**Recorded information:**

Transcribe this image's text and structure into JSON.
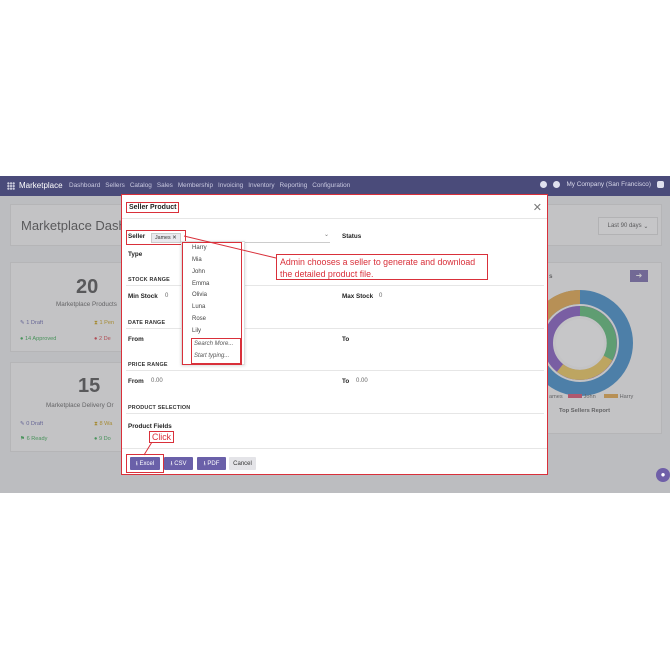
{
  "topbar": {
    "brand": "Marketplace",
    "menu": [
      "Dashboard",
      "Sellers",
      "Catalog",
      "Sales",
      "Membership",
      "Invoicing",
      "Inventory",
      "Reporting",
      "Configuration"
    ],
    "company": "My Company (San Francisco)"
  },
  "dashboard": {
    "title": "Marketplace Dash",
    "range_label": "Last 90 days",
    "products_count": "20",
    "products_label": "Marketplace Products",
    "draft_products": "1 Draft",
    "approved_products": "14 Approved",
    "pending_products": "1 Pen",
    "denied_products": "2 De",
    "delivery_count": "15",
    "delivery_label": "Marketplace Delivery Or",
    "draft_delivery": "0 Draft",
    "ready_delivery": "6 Ready",
    "waiting_delivery": "8 Wa",
    "done_delivery": "9 Do",
    "legend": [
      "ames",
      "John",
      "Harry"
    ],
    "chart_caption": "Top Sellers Report",
    "chart_letter": "s"
  },
  "modal": {
    "title": "Seller Product",
    "seller_label": "Seller",
    "seller_tag": "James ✕",
    "status_label": "Status",
    "type_label": "Type",
    "stock_range": "STOCK RANGE",
    "min_stock_label": "Min Stock",
    "min_stock_value": "0",
    "max_stock_label": "Max Stock",
    "max_stock_value": "0",
    "date_range": "DATE RANGE",
    "from_label": "From",
    "to_label": "To",
    "price_range": "PRICE RANGE",
    "price_from_label": "From",
    "price_from_value": "0.00",
    "price_to_label": "To",
    "price_to_value": "0.00",
    "product_selection": "PRODUCT SELECTION",
    "product_fields": "Product Fields",
    "dropdown": [
      "Harry",
      "Mia",
      "John",
      "Emma",
      "Olivia",
      "Luna",
      "Rose",
      "Lily"
    ],
    "search_more": "Search More...",
    "start_typing": "Start typing...",
    "buttons": {
      "excel": "Excel",
      "csv": "CSV",
      "pdf": "PDF",
      "cancel": "Cancel"
    }
  },
  "annotations": {
    "callout": "Admin chooses a seller to generate and download the detailed product file.",
    "click": "Click"
  }
}
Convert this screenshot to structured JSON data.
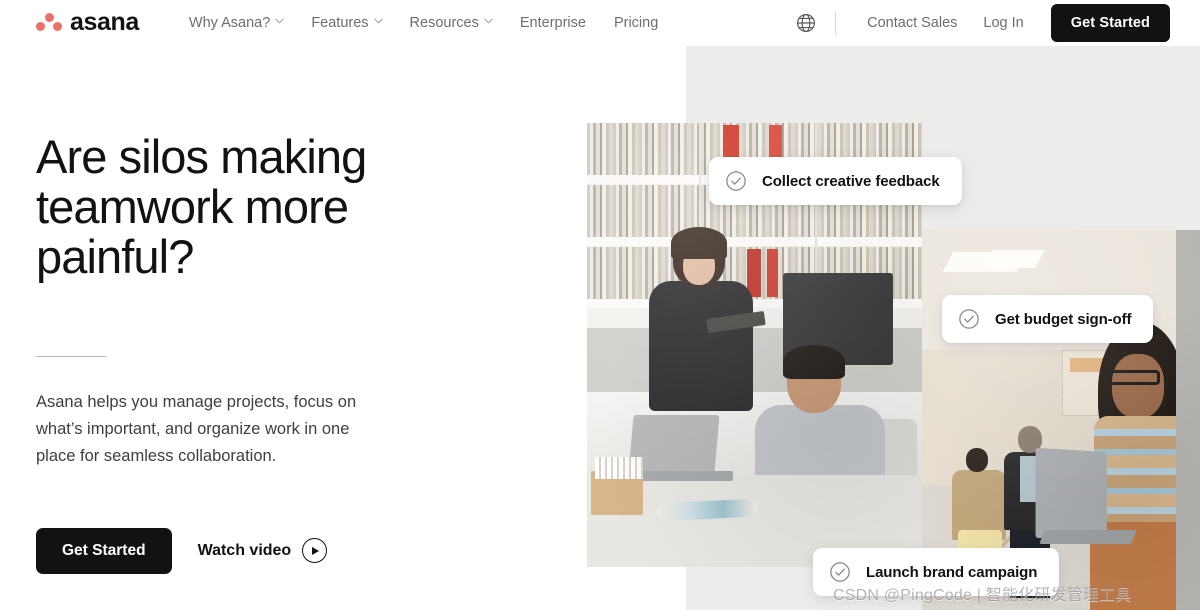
{
  "nav": {
    "logo_text": "asana",
    "logo_color": "#E8726A",
    "links": [
      {
        "label": "Why Asana?",
        "has_caret": true
      },
      {
        "label": "Features",
        "has_caret": true
      },
      {
        "label": "Resources",
        "has_caret": true
      },
      {
        "label": "Enterprise",
        "has_caret": false
      },
      {
        "label": "Pricing",
        "has_caret": false
      }
    ],
    "language_icon": "globe-icon",
    "contact_sales": "Contact Sales",
    "log_in": "Log In",
    "get_started": "Get Started"
  },
  "hero": {
    "headline": "Are silos making\nteamwork more\npainful?",
    "subcopy": "Asana helps you manage projects, focus on\nwhat’s important, and organize work in one\nplace for seamless collaboration.",
    "primary_cta": "Get Started",
    "secondary_cta": "Watch video",
    "play_icon": "play-circle-icon"
  },
  "cards": [
    {
      "icon": "check-circle-icon",
      "label": "Collect creative feedback"
    },
    {
      "icon": "check-circle-icon",
      "label": "Get budget sign-off"
    },
    {
      "icon": "check-circle-icon",
      "label": "Launch brand campaign"
    }
  ],
  "visual": {
    "panel_color": "#EDECEA",
    "photo_left_alt": "Two coworkers in a bright studio office, one seated at a laptop and one standing with a tablet",
    "photo_right_alt": "Woman in a striped shirt holding an open laptop in an open-plan office"
  },
  "watermark": "CSDN @PingCode | 智能化研发管理工具"
}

**Written exercise:** Take the lines from the one containing "Convert this screenshot" through the final line of the listing above and print them exactly, including both ends but no pictures.

**Task answer:**
Convert this screenshot to structured JSON data.
{
  "nav": {
    "logo_text": "asana",
    "logo_color": "#E8726A",
    "links": [
      {
        "label": "Why Asana?",
        "has_caret": true
      },
      {
        "label": "Features",
        "has_caret": true
      },
      {
        "label": "Resources",
        "has_caret": true
      },
      {
        "label": "Enterprise",
        "has_caret": false
      },
      {
        "label": "Pricing",
        "has_caret": false
      }
    ],
    "language_icon": "globe-icon",
    "contact_sales": "Contact Sales",
    "log_in": "Log In",
    "get_started": "Get Started"
  },
  "hero": {
    "headline": "Are silos making\nteamwork more\npainful?",
    "subcopy": "Asana helps you manage projects, focus on\nwhat’s important, and organize work in one\nplace for seamless collaboration.",
    "primary_cta": "Get Started",
    "secondary_cta": "Watch video",
    "play_icon": "play-circle-icon"
  },
  "cards": [
    {
      "icon": "check-circle-icon",
      "label": "Collect creative feedback"
    },
    {
      "icon": "check-circle-icon",
      "label": "Get budget sign-off"
    },
    {
      "icon": "check-circle-icon",
      "label": "Launch brand campaign"
    }
  ],
  "visual": {
    "panel_color": "#EDECEA",
    "photo_left_alt": "Two coworkers in a bright studio office, one seated at a laptop and one standing with a tablet",
    "photo_right_alt": "Woman in a striped shirt holding an open laptop in an open-plan office"
  },
  "watermark": "CSDN @PingCode | 智能化研发管理工具"
}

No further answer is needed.